_Provided data:_
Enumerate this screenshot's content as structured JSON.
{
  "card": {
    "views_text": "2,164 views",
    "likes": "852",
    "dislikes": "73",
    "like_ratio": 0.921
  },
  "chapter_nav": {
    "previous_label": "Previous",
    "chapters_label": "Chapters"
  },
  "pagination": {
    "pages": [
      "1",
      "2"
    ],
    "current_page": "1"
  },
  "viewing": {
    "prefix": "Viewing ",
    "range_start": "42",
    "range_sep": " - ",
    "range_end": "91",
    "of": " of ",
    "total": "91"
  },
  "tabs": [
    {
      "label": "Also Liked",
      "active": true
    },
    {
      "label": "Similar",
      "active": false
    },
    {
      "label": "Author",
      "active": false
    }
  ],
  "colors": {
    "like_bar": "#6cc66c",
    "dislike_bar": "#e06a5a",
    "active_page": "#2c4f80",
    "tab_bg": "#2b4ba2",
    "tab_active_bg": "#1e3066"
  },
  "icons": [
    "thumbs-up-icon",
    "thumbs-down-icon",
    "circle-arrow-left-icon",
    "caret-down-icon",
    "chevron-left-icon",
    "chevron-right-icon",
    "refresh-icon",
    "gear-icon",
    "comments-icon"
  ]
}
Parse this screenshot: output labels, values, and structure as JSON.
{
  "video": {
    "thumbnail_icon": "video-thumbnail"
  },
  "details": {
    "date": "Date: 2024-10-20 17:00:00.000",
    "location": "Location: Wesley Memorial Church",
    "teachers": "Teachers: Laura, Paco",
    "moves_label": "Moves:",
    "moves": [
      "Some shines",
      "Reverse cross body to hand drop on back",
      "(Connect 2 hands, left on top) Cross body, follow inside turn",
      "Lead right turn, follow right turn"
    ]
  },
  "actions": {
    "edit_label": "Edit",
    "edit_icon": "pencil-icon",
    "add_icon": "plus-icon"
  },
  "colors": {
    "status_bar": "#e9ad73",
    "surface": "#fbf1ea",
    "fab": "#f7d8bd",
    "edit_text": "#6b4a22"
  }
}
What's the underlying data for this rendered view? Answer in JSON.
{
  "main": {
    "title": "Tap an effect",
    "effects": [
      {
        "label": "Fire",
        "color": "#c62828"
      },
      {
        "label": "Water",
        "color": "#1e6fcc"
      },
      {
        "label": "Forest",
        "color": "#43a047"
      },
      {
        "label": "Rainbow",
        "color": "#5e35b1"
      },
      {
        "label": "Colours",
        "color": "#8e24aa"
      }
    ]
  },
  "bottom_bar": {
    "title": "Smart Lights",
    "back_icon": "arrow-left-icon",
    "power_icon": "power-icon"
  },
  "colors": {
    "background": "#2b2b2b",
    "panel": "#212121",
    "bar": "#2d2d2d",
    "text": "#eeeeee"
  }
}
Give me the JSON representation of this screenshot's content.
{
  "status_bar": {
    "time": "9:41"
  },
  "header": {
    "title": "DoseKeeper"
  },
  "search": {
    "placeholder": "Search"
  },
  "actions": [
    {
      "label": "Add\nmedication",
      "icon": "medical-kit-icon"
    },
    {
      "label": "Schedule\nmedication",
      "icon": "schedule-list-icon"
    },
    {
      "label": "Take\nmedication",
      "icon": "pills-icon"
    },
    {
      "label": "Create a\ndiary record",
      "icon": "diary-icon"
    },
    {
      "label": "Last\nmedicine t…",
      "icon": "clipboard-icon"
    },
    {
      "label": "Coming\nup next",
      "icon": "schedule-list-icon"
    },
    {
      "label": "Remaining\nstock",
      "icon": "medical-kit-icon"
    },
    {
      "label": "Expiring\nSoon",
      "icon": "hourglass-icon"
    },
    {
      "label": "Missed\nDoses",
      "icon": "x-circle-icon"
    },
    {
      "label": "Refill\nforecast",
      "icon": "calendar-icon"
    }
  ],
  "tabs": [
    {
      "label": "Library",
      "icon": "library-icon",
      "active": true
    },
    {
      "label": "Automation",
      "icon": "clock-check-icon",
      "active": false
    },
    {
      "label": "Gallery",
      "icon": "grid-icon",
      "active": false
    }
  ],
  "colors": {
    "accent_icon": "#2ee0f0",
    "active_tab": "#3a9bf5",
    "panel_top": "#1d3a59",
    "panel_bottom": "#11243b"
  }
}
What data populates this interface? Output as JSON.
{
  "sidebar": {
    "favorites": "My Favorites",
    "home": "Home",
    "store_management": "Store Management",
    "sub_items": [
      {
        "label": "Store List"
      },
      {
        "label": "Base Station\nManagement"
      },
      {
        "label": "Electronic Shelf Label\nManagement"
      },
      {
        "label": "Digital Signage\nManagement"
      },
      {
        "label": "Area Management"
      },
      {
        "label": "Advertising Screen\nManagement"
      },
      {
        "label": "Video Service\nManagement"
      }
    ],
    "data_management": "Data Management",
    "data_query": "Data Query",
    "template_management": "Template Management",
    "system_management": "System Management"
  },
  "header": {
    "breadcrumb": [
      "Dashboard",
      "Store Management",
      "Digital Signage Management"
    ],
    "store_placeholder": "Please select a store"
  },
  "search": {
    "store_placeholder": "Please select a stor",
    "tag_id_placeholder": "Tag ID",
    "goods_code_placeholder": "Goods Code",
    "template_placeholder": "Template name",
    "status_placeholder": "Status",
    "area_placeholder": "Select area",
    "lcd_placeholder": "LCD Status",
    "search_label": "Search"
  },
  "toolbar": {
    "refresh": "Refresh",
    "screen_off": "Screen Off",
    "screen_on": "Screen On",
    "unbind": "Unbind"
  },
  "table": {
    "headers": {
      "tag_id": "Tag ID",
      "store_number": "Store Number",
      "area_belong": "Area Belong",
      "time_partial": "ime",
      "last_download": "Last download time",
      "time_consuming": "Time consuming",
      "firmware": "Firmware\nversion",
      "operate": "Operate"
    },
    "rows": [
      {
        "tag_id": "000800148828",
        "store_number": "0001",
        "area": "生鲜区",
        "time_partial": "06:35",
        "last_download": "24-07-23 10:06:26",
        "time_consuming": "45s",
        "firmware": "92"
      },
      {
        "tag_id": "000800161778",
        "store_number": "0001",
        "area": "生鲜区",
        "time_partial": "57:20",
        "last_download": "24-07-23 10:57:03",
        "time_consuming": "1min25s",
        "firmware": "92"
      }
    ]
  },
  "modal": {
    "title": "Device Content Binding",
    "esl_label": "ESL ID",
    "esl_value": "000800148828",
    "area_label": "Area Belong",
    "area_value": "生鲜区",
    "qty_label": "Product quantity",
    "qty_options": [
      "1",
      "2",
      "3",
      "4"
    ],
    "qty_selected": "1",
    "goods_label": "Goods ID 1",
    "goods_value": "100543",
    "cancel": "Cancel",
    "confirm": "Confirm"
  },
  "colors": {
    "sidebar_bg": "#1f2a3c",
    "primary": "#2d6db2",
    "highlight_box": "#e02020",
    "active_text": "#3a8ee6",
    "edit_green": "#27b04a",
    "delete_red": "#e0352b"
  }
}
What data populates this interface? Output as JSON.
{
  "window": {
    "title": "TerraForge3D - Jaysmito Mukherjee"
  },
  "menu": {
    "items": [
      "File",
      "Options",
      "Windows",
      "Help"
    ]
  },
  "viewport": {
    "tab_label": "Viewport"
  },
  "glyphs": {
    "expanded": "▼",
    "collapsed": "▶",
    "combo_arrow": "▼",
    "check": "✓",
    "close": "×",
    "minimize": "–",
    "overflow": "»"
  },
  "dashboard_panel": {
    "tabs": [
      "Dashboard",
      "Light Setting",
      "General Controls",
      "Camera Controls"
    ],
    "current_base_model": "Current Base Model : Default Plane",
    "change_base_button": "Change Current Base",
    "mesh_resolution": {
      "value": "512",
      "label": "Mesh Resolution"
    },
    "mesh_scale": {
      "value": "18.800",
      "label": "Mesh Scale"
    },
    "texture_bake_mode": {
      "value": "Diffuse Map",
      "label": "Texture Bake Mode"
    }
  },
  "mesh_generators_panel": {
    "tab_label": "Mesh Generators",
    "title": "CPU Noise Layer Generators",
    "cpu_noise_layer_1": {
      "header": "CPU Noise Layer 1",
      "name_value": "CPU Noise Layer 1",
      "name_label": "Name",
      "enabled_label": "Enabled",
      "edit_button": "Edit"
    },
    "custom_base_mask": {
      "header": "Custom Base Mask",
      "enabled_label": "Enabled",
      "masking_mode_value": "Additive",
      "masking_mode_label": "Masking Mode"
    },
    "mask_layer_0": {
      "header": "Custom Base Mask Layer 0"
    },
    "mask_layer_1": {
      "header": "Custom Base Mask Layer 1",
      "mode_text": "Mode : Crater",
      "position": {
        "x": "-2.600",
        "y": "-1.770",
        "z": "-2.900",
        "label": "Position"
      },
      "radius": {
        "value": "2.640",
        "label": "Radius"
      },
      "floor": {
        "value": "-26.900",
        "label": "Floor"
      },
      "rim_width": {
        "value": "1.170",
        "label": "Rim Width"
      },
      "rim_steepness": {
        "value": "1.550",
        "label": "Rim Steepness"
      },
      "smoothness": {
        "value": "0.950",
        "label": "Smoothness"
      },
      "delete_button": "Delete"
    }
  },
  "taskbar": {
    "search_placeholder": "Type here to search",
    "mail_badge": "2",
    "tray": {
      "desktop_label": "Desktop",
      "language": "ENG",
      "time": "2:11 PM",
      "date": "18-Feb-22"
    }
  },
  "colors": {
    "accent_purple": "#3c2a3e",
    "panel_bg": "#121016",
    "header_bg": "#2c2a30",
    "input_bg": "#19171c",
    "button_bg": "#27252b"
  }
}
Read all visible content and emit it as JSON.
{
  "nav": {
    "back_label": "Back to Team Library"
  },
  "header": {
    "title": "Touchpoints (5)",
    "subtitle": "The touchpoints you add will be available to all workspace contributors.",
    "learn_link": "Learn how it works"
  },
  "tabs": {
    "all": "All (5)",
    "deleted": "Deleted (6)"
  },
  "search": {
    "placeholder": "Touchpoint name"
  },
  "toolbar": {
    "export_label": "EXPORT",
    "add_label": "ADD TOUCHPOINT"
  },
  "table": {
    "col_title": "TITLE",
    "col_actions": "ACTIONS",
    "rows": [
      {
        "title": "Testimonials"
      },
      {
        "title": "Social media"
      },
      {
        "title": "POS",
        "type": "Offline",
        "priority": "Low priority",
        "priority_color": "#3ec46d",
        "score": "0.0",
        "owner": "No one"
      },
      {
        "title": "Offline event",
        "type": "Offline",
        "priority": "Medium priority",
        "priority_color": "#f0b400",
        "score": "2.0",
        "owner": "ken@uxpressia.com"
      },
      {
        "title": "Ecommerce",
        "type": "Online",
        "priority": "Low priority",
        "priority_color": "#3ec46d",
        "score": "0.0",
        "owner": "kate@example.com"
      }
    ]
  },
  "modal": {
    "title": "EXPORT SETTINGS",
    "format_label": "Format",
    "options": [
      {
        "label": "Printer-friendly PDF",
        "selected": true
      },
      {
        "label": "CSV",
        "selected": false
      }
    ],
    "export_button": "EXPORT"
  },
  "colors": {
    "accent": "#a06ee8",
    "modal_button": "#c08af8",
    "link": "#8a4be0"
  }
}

_Exercise instructions:_
Indicate how many lines of the material contain the string "Template", giving the number and nothing more.

_Exercise output:_
2